SET EXERCISE: All of the records below should be output exactly.

EXERCISE DATA:
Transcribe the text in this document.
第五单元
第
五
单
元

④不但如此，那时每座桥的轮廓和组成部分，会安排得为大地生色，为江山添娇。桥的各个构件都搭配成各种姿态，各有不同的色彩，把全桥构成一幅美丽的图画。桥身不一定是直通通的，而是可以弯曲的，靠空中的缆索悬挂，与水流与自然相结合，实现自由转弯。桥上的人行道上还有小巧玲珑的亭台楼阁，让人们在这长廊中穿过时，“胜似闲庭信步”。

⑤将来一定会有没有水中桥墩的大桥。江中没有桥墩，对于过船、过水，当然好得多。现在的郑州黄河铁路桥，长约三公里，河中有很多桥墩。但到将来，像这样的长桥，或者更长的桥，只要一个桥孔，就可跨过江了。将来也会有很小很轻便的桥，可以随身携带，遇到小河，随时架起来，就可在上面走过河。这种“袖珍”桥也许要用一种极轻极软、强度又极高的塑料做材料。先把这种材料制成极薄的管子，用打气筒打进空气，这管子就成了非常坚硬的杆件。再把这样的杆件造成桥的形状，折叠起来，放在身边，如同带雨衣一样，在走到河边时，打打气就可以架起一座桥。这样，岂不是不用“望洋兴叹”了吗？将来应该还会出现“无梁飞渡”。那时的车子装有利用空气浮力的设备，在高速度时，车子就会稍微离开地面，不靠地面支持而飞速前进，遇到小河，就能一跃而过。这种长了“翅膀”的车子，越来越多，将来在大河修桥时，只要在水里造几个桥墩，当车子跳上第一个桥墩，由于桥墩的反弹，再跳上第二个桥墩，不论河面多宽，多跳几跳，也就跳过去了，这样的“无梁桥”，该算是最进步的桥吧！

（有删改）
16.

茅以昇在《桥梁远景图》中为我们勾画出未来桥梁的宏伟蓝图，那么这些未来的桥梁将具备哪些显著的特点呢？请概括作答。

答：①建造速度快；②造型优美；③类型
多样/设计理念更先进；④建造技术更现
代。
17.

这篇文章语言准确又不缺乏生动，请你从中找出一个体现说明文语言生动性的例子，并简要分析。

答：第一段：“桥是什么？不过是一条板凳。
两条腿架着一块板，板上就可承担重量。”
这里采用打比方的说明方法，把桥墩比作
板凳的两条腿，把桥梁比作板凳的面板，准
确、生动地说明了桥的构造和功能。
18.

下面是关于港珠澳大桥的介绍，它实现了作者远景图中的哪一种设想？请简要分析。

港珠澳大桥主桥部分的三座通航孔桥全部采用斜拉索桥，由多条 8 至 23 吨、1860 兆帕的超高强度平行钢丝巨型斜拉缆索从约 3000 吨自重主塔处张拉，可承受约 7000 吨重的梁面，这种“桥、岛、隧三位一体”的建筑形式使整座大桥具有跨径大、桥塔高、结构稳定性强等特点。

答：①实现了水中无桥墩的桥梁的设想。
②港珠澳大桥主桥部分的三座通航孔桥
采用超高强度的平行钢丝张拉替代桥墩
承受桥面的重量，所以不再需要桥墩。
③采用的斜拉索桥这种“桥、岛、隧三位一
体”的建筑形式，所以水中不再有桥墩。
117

CORRECT OUTPUT:
Transcribe the text in this document.
第五单元
第
五
单
元

④不但如此，那时每座桥的轮廓和组成部分，会安排得为大地生色，为江山添娇。桥的各个构件都搭配成各种姿态，各有不同的色彩，把全桥构成一幅美丽的图画。桥身不一定是直通通的，而是可以弯曲的，靠空中的缆索悬挂，与水流与自然相结合，实现自由转弯。桥上的人行道上还有小巧玲珑的亭台楼阁，让人们在这长廊中穿过时，“胜似闲庭信步”。

⑤将来一定会有没有水中桥墩的大桥。江中没有桥墩，对于过船、过水，当然好得多。现在的郑州黄河铁路桥，长约三公里，河中有很多桥墩。但到将来，像这样的长桥，或者更长的桥，只要一个桥孔，就可跨过江了。将来也会有很小很轻便的桥，可以随身携带，遇到小河，随时架起来，就可在上面走过河。这种“袖珍”桥也许要用一种极轻极软、强度又极高的塑料做材料。先把这种材料制成极薄的管子，用打气筒打进空气，这管子就成了非常坚硬的杆件。再把这样的杆件造成桥的形状，折叠起来，放在身边，如同带雨衣一样，在走到河边时，打打气就可以架起一座桥。这样，岂不是不用“望洋兴叹”了吗？将来应该还会出现“无梁飞渡”。那时的车子装有利用空气浮力的设备，在高速度时，车子就会稍微离开地面，不靠地面支持而飞速前进，遇到小河，就能一跃而过。这种长了“翅膀”的车子，越来越多，将来在大河修桥时，只要在水里造几个桥墩，当车子跳上第一个桥墩，由于桥墩的反弹，再跳上第二个桥墩，不论河面多宽，多跳几跳，也就跳过去了，这样的“无梁桥”，该算是最进步的桥吧！

（有删改）
16.

茅以昇在《桥梁远景图》中为我们勾画出未来桥梁的宏伟蓝图，那么这些未来的桥梁将具备哪些显著的特点呢？请概括作答。

答：①建造速度快；②造型优美；③类型
多样/设计理念更先进；④建造技术更现
代。
17.

这篇文章语言准确又不缺乏生动，请你从中找出一个体现说明文语言生动性的例子，并简要分析。

答：第一段：“桥是什么？不过是一条板凳。
两条腿架着一块板，板上就可承担重量。”
这里采用打比方的说明方法，把桥墩比作
板凳的两条腿，把桥梁比作板凳的面板，准
确、生动地说明了桥的构造和功能。
18.

下面是关于港珠澳大桥的介绍，它实现了作者远景图中的哪一种设想？请简要分析。

港珠澳大桥主桥部分的三座通航孔桥全部采用斜拉索桥，由多条 8 至 23 吨、1860 兆帕的超高强度平行钢丝巨型斜拉缆索从约 3000 吨自重主塔处张拉，可承受约 7000 吨重的梁面，这种“桥、岛、隧三位一体”的建筑形式使整座大桥具有跨径大、桥塔高、结构稳定性强等特点。

答：①实现了水中无桥墩的桥梁的设想。
②港珠澳大桥主桥部分的三座通航孔桥
采用超高强度的平行钢丝张拉替代桥墩
承受桥面的重量，所以不再需要桥墩。
③采用的斜拉索桥这种“桥、岛、隧三位一
体”的建筑形式，所以水中不再有桥墩。
117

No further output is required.